GOAL OF THE EXERCISE:
Narrow the data below down to the lines containing "başı".

** begin RECORDS PROVIDED **

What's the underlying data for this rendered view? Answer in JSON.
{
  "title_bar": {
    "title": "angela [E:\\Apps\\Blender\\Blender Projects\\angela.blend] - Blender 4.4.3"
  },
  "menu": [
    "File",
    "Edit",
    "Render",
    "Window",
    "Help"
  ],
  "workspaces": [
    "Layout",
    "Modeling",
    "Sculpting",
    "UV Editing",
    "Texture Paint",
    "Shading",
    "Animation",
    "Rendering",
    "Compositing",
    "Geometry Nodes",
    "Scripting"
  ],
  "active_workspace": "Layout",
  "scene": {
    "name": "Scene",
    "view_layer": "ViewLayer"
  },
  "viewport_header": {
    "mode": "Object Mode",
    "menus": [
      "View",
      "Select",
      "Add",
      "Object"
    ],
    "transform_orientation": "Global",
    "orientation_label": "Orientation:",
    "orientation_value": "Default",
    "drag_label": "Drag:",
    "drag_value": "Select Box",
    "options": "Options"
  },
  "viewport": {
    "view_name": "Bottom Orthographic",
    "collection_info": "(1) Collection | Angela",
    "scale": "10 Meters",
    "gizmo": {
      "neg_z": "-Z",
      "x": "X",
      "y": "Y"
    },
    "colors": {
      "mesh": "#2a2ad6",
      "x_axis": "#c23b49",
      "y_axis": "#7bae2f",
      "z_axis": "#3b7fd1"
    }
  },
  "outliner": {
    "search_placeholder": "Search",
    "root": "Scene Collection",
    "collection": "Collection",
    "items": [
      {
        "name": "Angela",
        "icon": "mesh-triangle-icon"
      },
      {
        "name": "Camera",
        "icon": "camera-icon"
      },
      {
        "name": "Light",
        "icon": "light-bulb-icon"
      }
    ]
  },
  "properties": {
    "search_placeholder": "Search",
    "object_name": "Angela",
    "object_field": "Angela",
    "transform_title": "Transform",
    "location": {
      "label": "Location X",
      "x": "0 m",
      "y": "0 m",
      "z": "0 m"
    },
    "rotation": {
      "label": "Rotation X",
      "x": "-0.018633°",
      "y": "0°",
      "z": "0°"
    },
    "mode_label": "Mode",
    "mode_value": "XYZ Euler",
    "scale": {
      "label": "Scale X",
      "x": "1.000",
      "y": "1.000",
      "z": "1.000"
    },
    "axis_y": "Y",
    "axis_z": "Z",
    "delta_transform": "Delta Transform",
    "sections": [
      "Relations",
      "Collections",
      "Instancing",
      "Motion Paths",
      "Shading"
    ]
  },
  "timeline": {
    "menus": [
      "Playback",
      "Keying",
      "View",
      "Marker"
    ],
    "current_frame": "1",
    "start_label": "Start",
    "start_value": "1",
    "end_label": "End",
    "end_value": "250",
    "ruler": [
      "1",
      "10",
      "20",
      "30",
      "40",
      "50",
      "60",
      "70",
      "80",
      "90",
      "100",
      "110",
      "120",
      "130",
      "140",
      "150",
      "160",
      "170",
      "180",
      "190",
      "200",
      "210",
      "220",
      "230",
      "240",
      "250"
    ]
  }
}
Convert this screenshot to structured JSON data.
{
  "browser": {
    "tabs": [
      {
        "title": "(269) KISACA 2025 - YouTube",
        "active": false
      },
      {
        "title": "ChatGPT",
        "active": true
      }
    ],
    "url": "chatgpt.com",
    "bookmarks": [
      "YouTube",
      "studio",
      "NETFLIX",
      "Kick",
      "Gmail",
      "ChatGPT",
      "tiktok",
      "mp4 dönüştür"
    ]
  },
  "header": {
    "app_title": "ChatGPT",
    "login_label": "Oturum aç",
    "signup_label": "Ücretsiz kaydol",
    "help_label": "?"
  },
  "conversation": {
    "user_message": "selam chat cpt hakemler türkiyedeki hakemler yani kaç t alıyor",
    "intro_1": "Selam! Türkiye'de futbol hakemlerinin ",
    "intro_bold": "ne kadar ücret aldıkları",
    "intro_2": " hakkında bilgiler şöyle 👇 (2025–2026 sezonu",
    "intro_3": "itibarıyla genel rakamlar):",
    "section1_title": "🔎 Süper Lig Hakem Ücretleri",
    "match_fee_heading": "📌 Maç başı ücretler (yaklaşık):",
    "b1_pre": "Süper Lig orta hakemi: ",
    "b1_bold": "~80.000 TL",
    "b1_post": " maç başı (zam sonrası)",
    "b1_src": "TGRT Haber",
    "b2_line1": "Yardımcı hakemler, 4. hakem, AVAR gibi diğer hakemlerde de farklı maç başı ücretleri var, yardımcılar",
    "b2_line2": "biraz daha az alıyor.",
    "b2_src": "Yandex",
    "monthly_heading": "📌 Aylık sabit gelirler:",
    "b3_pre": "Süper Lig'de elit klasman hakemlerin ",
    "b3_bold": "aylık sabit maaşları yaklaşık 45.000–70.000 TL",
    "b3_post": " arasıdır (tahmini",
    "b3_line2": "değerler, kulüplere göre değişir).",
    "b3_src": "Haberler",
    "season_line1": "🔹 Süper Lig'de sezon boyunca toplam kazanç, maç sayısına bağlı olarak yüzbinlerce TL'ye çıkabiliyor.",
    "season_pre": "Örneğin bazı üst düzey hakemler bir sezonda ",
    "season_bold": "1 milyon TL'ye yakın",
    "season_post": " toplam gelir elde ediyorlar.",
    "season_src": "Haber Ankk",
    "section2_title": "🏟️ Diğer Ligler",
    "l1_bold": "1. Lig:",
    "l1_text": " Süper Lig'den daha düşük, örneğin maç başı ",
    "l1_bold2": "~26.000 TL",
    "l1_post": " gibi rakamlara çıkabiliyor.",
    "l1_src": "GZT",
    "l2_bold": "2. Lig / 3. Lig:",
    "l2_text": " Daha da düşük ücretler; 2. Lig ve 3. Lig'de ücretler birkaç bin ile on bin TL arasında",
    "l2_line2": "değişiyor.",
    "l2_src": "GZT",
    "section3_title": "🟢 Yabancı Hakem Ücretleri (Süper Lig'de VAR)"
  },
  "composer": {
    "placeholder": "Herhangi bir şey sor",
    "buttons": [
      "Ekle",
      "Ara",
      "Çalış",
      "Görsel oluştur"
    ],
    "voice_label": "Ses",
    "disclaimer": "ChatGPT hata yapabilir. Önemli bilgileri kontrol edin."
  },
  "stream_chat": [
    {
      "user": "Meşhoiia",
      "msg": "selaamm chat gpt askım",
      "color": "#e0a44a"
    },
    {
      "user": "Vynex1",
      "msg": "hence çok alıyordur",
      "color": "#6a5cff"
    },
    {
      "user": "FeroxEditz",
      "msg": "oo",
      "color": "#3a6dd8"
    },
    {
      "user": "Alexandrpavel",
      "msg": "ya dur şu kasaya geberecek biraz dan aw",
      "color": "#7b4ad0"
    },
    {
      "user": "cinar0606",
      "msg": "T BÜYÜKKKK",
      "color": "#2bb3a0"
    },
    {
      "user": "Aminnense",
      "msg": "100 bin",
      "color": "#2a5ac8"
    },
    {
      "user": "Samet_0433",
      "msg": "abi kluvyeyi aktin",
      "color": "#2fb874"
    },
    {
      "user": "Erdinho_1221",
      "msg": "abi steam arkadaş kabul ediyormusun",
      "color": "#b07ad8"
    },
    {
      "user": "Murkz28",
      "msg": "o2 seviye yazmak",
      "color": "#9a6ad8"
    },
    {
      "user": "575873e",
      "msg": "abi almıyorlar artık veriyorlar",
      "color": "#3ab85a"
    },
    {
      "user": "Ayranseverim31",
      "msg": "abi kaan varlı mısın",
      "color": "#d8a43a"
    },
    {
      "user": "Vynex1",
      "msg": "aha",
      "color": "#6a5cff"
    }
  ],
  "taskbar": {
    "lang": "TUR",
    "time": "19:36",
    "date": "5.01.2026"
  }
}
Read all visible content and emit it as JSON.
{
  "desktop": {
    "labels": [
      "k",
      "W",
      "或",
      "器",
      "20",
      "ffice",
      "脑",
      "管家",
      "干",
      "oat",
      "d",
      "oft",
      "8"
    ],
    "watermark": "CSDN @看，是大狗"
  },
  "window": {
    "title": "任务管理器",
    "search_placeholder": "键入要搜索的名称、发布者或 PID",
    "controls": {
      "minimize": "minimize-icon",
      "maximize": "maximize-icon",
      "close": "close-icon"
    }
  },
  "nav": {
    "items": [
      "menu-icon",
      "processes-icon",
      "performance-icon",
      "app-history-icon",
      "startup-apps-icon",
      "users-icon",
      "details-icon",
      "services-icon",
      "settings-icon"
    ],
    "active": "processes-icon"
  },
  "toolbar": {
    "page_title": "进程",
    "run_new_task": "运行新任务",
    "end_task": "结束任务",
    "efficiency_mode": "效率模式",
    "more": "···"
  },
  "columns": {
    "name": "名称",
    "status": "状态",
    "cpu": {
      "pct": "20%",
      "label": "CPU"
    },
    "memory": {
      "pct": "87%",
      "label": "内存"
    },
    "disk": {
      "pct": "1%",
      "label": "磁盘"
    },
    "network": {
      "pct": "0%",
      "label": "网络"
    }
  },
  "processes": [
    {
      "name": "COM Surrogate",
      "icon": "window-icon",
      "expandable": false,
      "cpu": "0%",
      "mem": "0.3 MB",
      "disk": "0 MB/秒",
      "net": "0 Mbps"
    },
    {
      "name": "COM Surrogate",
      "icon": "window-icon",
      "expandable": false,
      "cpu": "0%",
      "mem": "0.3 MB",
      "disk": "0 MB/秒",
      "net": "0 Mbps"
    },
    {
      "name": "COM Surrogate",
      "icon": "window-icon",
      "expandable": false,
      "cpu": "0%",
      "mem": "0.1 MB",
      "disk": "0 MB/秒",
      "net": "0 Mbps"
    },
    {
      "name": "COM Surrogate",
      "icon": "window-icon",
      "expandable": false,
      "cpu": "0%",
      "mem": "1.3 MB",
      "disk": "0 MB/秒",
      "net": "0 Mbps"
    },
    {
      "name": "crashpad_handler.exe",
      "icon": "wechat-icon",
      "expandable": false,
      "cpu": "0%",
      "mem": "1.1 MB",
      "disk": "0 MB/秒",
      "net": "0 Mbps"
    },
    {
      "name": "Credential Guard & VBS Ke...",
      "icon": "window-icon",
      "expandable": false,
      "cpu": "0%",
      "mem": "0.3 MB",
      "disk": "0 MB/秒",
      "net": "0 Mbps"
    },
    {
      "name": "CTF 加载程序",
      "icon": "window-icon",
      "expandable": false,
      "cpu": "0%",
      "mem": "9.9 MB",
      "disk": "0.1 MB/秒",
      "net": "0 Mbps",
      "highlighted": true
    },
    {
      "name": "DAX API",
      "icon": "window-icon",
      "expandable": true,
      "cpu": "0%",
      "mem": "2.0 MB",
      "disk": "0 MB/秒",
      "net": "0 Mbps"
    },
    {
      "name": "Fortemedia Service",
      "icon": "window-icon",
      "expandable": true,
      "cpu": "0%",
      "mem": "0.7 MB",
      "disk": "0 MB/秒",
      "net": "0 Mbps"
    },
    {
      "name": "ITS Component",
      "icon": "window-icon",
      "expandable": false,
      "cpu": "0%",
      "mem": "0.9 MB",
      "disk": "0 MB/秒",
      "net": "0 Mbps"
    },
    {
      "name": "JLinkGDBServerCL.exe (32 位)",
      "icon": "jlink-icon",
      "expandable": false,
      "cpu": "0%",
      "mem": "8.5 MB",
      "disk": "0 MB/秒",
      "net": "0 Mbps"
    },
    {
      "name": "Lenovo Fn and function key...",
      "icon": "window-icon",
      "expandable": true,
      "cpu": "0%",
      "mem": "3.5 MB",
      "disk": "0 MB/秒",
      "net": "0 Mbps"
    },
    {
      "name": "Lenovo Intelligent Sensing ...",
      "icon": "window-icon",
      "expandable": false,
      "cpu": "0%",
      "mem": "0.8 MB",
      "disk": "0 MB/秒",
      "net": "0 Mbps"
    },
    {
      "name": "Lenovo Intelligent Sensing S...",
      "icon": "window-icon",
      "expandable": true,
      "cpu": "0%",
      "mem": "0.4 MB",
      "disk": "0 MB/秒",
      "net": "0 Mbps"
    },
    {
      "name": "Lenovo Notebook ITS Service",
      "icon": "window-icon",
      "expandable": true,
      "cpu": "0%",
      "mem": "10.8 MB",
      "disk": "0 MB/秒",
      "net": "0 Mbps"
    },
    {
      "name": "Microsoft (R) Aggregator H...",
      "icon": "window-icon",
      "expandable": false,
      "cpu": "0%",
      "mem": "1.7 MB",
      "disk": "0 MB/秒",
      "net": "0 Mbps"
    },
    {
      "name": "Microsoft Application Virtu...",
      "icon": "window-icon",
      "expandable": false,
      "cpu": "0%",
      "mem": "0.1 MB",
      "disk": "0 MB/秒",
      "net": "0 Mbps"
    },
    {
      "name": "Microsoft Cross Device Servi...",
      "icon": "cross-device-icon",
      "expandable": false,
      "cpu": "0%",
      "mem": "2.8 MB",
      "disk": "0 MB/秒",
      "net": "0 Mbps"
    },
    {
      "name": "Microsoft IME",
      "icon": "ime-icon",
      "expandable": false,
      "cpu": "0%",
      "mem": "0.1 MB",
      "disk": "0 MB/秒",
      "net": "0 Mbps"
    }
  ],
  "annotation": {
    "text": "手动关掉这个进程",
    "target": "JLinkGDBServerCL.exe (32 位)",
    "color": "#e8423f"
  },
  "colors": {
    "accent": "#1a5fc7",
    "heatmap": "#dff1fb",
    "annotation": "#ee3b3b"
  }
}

** end RECORDS PROVIDED **

TASK OUTPUT:
    "match_fee_heading": "📌 Maç başı ücretler (yaklaşık):",
    "b1_post": " maç başı (zam sonrası)",
    "b2_line1": "Yardımcı hakemler, 4. hakem, AVAR gibi diğer hakemlerde de farklı maç başı ücretleri var, yardımcılar",
    "l1_text": " Süper Lig'den daha düşük, örneğin maç başı ",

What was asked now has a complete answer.